(Document text records)
● ● ● ● ●

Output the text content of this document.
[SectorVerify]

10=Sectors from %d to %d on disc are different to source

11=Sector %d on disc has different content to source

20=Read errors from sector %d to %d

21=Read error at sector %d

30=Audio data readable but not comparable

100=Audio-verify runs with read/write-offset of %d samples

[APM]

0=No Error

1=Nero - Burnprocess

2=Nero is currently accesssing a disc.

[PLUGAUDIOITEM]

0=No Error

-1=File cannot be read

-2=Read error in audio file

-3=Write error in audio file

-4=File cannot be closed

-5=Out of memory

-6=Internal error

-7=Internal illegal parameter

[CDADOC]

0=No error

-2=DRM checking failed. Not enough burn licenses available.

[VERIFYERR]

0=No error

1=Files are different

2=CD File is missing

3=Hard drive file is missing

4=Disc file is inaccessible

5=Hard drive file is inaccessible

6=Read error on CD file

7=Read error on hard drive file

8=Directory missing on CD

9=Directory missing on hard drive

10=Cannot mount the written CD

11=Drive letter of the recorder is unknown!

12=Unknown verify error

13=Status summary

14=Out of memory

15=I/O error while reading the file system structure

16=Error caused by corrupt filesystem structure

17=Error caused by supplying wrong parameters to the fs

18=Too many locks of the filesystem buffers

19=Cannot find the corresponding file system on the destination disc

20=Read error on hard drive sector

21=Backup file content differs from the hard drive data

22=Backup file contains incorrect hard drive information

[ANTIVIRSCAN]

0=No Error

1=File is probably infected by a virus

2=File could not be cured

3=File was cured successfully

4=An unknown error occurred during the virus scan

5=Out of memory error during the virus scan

● ● ● ● ●

**What you have to do**
What is needed here is an exact copy of all the records above.

**Answer section**
Output the text content of this document.
[SectorVerify]

10=Sectors from %d to %d on disc are different to source

11=Sector %d on disc has different content to source

20=Read errors from sector %d to %d

21=Read error at sector %d

30=Audio data readable but not comparable

100=Audio-verify runs with read/write-offset of %d samples

[APM]

0=No Error

1=Nero - Burnprocess

2=Nero is currently accesssing a disc.

[PLUGAUDIOITEM]

0=No Error

-1=File cannot be read

-2=Read error in audio file

-3=Write error in audio file

-4=File cannot be closed

-5=Out of memory

-6=Internal error

-7=Internal illegal parameter

[CDADOC]

0=No error

-2=DRM checking failed. Not enough burn licenses available.

[VERIFYERR]

0=No error

1=Files are different

2=CD File is missing

3=Hard drive file is missing

4=Disc file is inaccessible

5=Hard drive file is inaccessible

6=Read error on CD file

7=Read error on hard drive file

8=Directory missing on CD

9=Directory missing on hard drive

10=Cannot mount the written CD

11=Drive letter of the recorder is unknown!

12=Unknown verify error

13=Status summary

14=Out of memory

15=I/O error while reading the file system structure

16=Error caused by corrupt filesystem structure

17=Error caused by supplying wrong parameters to the fs

18=Too many locks of the filesystem buffers

19=Cannot find the corresponding file system on the destination disc

20=Read error on hard drive sector

21=Backup file content differs from the hard drive data

22=Backup file contains incorrect hard drive information

[ANTIVIRSCAN]

0=No Error

1=File is probably infected by a virus

2=File could not be cured

3=File was cured successfully

4=An unknown error occurred during the virus scan

5=Out of memory error during the virus scan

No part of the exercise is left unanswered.